:: WHAT IS ASKED ::
Leave out the pictures and repeat the data exactly.

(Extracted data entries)
========
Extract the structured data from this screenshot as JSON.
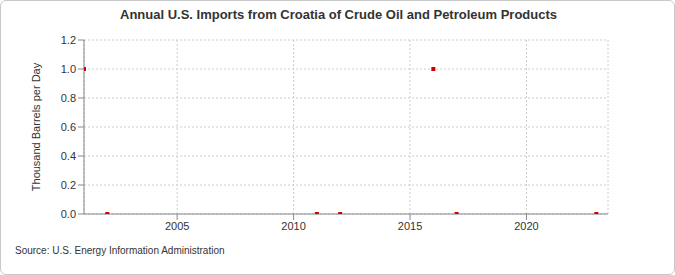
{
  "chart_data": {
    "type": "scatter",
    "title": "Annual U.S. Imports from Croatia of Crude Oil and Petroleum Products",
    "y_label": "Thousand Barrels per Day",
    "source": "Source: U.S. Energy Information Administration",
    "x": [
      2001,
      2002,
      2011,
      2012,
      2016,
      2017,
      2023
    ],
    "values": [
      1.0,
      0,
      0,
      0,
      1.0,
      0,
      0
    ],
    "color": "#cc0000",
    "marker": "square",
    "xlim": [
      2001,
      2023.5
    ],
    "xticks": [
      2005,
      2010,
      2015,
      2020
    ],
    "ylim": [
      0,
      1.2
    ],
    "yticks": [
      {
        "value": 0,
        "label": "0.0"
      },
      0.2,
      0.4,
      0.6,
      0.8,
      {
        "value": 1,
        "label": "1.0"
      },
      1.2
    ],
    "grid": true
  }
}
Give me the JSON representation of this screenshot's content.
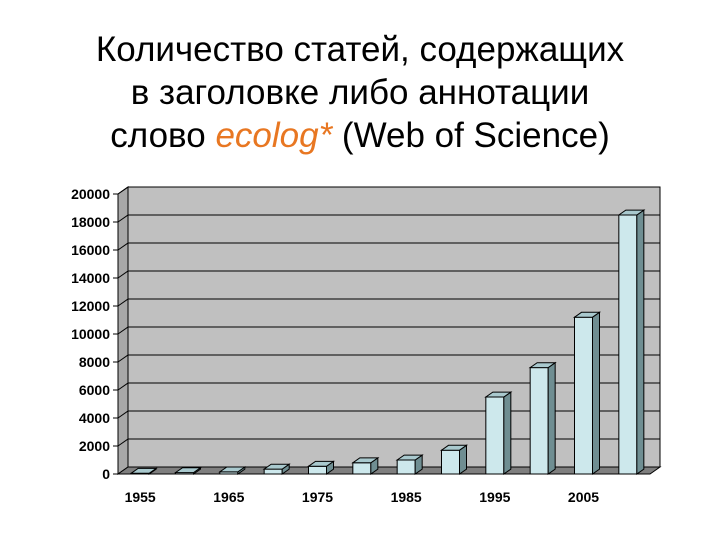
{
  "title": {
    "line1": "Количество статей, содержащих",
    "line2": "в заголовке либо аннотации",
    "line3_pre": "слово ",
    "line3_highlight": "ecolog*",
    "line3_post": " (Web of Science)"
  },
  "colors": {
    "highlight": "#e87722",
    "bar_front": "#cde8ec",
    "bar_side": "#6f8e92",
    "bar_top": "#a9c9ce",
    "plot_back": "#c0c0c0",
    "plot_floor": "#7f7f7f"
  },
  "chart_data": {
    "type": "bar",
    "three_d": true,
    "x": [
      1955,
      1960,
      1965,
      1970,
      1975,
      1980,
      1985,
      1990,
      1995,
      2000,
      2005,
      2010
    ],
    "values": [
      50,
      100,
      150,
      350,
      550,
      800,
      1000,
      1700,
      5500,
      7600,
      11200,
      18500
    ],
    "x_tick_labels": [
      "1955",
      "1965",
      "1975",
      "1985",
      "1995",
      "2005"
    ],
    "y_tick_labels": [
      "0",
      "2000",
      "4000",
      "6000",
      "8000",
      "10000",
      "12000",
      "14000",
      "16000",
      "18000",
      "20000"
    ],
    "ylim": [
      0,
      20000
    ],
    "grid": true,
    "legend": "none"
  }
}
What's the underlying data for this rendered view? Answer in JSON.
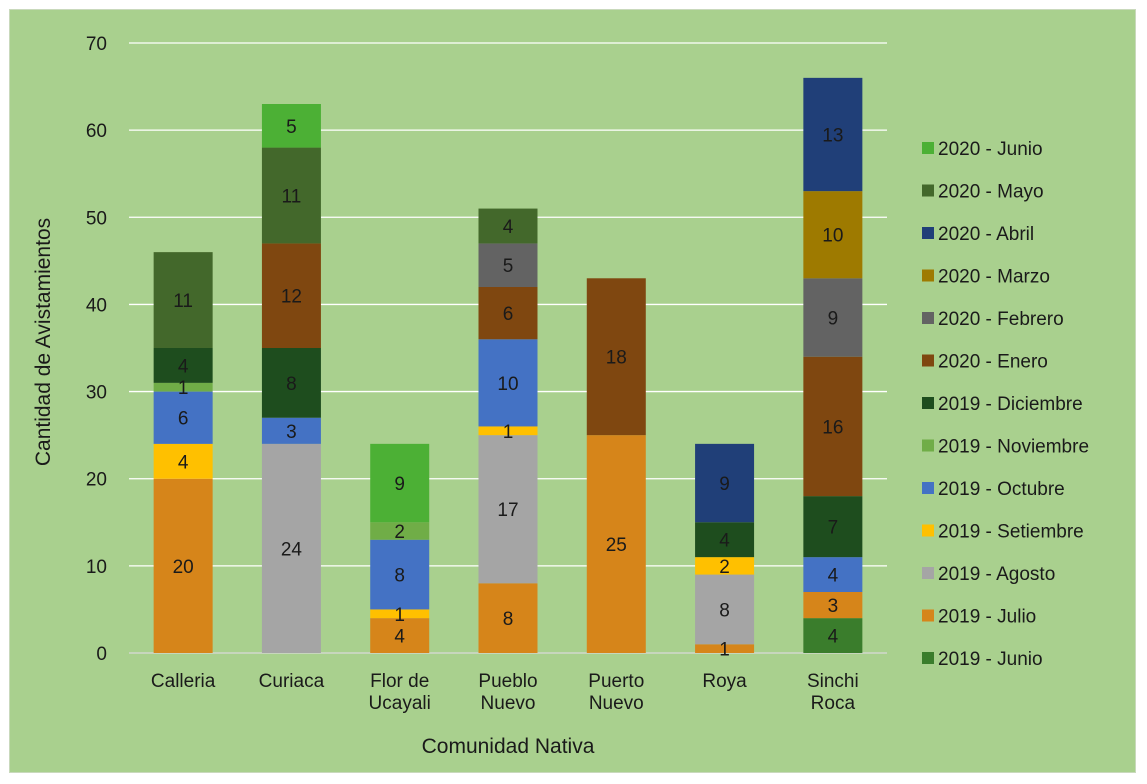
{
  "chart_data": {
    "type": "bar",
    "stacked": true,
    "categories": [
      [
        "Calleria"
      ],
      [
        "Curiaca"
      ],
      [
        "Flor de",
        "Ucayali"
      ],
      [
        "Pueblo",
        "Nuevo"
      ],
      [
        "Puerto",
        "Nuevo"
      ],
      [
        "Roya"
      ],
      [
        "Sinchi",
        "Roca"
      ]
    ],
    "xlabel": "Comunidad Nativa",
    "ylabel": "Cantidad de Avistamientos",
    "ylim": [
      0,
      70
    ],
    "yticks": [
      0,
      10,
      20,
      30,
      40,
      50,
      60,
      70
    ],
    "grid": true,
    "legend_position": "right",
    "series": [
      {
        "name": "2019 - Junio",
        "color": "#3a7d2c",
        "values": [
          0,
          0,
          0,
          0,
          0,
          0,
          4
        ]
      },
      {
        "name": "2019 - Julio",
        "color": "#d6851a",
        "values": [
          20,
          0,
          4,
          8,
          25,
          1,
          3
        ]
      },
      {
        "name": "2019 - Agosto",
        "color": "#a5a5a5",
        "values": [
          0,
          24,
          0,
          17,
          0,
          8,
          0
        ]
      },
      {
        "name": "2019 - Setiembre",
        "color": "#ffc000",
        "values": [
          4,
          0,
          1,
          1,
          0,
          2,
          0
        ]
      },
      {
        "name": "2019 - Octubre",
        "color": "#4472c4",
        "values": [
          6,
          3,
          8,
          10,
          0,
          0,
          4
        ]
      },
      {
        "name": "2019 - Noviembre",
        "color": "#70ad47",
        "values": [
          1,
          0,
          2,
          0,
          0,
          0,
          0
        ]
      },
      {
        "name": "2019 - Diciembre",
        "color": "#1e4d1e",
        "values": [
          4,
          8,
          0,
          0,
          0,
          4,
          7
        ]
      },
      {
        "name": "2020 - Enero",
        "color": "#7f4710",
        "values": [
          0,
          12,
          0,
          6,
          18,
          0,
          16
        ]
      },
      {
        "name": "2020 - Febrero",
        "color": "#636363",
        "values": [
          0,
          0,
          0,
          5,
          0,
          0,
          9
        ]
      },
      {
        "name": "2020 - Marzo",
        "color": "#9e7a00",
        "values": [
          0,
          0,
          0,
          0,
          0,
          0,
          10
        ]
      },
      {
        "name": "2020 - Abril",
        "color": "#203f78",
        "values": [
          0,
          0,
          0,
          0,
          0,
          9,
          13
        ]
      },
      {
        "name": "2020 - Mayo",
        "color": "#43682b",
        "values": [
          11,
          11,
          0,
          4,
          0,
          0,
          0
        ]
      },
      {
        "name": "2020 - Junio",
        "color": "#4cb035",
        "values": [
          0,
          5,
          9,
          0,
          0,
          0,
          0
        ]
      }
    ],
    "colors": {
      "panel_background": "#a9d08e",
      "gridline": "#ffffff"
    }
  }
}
========
:: RESPONSE TO THE EXERCISE ::
Extract the structured data from this screenshot as JSON.
{
  "chart_data": {
    "type": "scatter",
    "title": "Annual U.S. Imports from Croatia of Crude Oil and Petroleum Products",
    "y_label": "Thousand Barrels per Day",
    "source": "Source: U.S. Energy Information Administration",
    "x": [
      2001,
      2002,
      2011,
      2012,
      2016,
      2017,
      2023
    ],
    "values": [
      1.0,
      0,
      0,
      0,
      1.0,
      0,
      0
    ],
    "color": "#cc0000",
    "marker": "square",
    "xlim": [
      2001,
      2023.5
    ],
    "xticks": [
      2005,
      2010,
      2015,
      2020
    ],
    "ylim": [
      0,
      1.2
    ],
    "yticks": [
      {
        "value": 0,
        "label": "0.0"
      },
      0.2,
      0.4,
      0.6,
      0.8,
      {
        "value": 1,
        "label": "1.0"
      },
      1.2
    ],
    "grid": true
  }
}
Give me the JSON representation of this screenshot's content.
{
  "title": {
    "line1": "Количество статей, содержащих",
    "line2": "в заголовке либо аннотации",
    "line3_pre": "слово ",
    "line3_highlight": "ecolog*",
    "line3_post": " (Web of Science)"
  },
  "colors": {
    "highlight": "#e87722",
    "bar_front": "#cde8ec",
    "bar_side": "#6f8e92",
    "bar_top": "#a9c9ce",
    "plot_back": "#c0c0c0",
    "plot_floor": "#7f7f7f"
  },
  "chart_data": {
    "type": "bar",
    "three_d": true,
    "x": [
      1955,
      1960,
      1965,
      1970,
      1975,
      1980,
      1985,
      1990,
      1995,
      2000,
      2005,
      2010
    ],
    "values": [
      50,
      100,
      150,
      350,
      550,
      800,
      1000,
      1700,
      5500,
      7600,
      11200,
      18500
    ],
    "x_tick_labels": [
      "1955",
      "1965",
      "1975",
      "1985",
      "1995",
      "2005"
    ],
    "y_tick_labels": [
      "0",
      "2000",
      "4000",
      "6000",
      "8000",
      "10000",
      "12000",
      "14000",
      "16000",
      "18000",
      "20000"
    ],
    "ylim": [
      0,
      20000
    ],
    "grid": true,
    "legend": "none"
  }
}
What's the underlying data for this rendered view? Answer in JSON.
{
  "chart_data": {
    "type": "bar",
    "stacked": true,
    "categories": [
      [
        "Calleria"
      ],
      [
        "Curiaca"
      ],
      [
        "Flor de",
        "Ucayali"
      ],
      [
        "Pueblo",
        "Nuevo"
      ],
      [
        "Puerto",
        "Nuevo"
      ],
      [
        "Roya"
      ],
      [
        "Sinchi",
        "Roca"
      ]
    ],
    "xlabel": "Comunidad Nativa",
    "ylabel": "Cantidad de Avistamientos",
    "ylim": [
      0,
      70
    ],
    "yticks": [
      0,
      10,
      20,
      30,
      40,
      50,
      60,
      70
    ],
    "grid": true,
    "legend_position": "right",
    "series": [
      {
        "name": "2019 - Junio",
        "color": "#3a7d2c",
        "values": [
          0,
          0,
          0,
          0,
          0,
          0,
          4
        ]
      },
      {
        "name": "2019 - Julio",
        "color": "#d6851a",
        "values": [
          20,
          0,
          4,
          8,
          25,
          1,
          3
        ]
      },
      {
        "name": "2019 - Agosto",
        "color": "#a5a5a5",
        "values": [
          0,
          24,
          0,
          17,
          0,
          8,
          0
        ]
      },
      {
        "name": "2019 - Setiembre",
        "color": "#ffc000",
        "values": [
          4,
          0,
          1,
          1,
          0,
          2,
          0
        ]
      },
      {
        "name": "2019 - Octubre",
        "color": "#4472c4",
        "values": [
          6,
          3,
          8,
          10,
          0,
          0,
          4
        ]
      },
      {
        "name": "2019 - Noviembre",
        "color": "#70ad47",
        "values": [
          1,
          0,
          2,
          0,
          0,
          0,
          0
        ]
      },
      {
        "name": "2019 - Diciembre",
        "color": "#1e4d1e",
        "values": [
          4,
          8,
          0,
          0,
          0,
          4,
          7
        ]
      },
      {
        "name": "2020 - Enero",
        "color": "#7f4710",
        "values": [
          0,
          12,
          0,
          6,
          18,
          0,
          16
        ]
      },
      {
        "name": "2020 - Febrero",
        "color": "#636363",
        "values": [
          0,
          0,
          0,
          5,
          0,
          0,
          9
        ]
      },
      {
        "name": "2020 - Marzo",
        "color": "#9e7a00",
        "values": [
          0,
          0,
          0,
          0,
          0,
          0,
          10
        ]
      },
      {
        "name": "2020 - Abril",
        "color": "#203f78",
        "values": [
          0,
          0,
          0,
          0,
          0,
          9,
          13
        ]
      },
      {
        "name": "2020 - Mayo",
        "color": "#43682b",
        "values": [
          11,
          11,
          0,
          4,
          0,
          0,
          0
        ]
      },
      {
        "name": "2020 - Junio",
        "color": "#4cb035",
        "values": [
          0,
          5,
          9,
          0,
          0,
          0,
          0
        ]
      }
    ],
    "colors": {
      "panel_background": "#a9d08e",
      "gridline": "#ffffff"
    }
  }
}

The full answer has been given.